:: STORED ROWS

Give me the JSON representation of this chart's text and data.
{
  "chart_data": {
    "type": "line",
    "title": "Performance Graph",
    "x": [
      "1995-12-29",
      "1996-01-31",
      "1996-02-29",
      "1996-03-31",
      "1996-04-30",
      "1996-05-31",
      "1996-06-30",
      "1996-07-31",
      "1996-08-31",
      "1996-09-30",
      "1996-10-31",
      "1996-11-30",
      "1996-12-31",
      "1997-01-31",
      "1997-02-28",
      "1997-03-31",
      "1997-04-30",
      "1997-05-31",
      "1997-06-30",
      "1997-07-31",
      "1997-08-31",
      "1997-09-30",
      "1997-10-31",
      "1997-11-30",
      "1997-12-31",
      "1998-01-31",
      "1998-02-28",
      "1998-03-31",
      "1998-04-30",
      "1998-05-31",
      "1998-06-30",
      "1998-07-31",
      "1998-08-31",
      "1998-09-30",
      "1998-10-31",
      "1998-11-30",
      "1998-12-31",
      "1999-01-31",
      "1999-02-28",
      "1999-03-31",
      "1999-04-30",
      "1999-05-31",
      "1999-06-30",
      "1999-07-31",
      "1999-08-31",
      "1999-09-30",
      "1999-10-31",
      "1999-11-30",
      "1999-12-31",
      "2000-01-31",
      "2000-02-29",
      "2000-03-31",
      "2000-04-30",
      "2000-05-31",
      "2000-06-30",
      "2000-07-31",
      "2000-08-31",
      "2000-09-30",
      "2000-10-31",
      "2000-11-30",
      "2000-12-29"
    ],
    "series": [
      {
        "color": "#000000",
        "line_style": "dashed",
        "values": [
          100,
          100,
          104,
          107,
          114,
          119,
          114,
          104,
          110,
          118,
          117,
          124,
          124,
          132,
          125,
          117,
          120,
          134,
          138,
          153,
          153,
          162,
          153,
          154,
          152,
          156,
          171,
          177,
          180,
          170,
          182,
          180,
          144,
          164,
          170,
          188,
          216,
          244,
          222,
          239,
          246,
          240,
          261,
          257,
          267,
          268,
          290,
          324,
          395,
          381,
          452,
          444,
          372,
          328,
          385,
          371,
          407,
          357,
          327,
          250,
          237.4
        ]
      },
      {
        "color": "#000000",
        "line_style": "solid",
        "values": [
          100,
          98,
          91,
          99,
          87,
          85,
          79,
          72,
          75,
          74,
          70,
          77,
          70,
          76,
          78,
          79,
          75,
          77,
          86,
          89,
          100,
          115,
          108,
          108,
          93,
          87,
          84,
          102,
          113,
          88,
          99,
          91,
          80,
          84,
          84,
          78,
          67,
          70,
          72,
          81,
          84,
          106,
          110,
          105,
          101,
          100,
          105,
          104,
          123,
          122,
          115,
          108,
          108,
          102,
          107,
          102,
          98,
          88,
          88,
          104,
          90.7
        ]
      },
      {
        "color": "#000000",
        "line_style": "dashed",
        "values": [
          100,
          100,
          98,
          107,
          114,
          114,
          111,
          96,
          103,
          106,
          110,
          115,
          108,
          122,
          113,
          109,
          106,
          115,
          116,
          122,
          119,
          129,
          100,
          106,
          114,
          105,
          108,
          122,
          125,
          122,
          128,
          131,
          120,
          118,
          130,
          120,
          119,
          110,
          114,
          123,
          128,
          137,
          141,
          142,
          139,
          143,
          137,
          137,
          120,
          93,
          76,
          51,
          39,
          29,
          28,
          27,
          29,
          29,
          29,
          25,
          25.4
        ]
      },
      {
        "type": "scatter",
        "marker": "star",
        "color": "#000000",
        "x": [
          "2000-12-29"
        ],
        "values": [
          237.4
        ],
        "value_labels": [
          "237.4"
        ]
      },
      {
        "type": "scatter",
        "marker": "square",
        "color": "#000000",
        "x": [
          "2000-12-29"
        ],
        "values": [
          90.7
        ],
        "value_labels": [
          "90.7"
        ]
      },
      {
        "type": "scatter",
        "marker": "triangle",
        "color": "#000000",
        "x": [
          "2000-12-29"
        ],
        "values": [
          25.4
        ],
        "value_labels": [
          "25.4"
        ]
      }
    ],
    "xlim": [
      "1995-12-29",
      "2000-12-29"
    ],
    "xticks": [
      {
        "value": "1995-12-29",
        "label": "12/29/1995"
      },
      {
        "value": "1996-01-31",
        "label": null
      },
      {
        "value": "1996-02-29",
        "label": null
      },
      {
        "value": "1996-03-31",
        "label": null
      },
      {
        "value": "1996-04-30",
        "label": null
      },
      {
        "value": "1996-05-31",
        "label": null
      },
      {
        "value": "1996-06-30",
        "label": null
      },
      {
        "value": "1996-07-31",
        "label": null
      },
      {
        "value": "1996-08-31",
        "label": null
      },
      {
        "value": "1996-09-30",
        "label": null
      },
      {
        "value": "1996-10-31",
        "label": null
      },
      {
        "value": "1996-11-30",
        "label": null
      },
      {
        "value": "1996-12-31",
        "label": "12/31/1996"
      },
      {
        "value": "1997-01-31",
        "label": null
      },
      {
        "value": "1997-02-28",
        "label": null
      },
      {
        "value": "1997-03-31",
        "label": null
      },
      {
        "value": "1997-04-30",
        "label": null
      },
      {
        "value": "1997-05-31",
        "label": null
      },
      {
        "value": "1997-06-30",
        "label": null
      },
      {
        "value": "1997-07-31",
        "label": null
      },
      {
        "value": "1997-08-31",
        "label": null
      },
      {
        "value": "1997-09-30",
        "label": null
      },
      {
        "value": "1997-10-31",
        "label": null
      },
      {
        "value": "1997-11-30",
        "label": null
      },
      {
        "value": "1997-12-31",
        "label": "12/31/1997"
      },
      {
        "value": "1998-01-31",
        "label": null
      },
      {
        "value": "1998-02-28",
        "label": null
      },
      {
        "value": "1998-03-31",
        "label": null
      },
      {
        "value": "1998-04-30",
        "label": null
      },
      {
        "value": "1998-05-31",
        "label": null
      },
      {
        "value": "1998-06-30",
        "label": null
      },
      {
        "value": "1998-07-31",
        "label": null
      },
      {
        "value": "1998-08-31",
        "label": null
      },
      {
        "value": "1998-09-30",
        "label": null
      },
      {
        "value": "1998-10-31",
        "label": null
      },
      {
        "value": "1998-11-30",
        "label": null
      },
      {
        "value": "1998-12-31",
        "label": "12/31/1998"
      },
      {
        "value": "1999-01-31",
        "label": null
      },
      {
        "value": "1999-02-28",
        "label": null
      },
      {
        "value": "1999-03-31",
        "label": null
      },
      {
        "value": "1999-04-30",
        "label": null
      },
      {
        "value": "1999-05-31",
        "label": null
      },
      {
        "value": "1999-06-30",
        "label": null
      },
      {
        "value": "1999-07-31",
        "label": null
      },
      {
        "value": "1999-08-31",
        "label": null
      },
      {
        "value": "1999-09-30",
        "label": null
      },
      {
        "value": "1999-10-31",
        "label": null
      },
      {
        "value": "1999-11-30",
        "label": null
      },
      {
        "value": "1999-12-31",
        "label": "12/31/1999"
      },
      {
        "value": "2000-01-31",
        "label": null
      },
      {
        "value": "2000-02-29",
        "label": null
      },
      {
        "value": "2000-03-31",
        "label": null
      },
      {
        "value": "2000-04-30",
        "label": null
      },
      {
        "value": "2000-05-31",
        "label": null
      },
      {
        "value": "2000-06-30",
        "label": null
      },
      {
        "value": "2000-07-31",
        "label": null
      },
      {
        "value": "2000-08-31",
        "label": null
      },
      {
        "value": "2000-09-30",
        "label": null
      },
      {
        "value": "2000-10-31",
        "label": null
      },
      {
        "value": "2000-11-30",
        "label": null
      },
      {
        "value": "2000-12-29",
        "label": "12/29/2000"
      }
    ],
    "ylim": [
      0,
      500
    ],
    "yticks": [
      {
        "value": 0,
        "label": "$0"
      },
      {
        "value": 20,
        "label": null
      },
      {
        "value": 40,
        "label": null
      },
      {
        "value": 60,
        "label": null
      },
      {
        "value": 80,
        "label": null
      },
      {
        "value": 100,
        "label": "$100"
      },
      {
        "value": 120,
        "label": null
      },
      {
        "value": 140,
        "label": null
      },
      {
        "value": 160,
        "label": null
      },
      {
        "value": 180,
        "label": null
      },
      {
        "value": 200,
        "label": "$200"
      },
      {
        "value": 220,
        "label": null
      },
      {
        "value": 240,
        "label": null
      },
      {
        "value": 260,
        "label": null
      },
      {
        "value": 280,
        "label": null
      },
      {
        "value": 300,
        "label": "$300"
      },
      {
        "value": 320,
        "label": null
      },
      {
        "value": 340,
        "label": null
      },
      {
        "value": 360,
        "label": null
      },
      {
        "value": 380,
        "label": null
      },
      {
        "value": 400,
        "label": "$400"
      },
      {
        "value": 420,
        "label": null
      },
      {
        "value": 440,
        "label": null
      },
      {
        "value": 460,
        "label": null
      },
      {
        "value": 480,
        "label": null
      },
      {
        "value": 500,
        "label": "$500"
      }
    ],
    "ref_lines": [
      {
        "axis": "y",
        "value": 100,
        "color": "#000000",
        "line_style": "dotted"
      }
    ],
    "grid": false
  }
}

::::

■ EXERCISE INSTRUCTIONS
Which lines hold the word "marker"? Show each one.

■ RESULT FOR THIS EXERCISE
        "marker": "star",
        "marker": "square",
        "marker": "triangle",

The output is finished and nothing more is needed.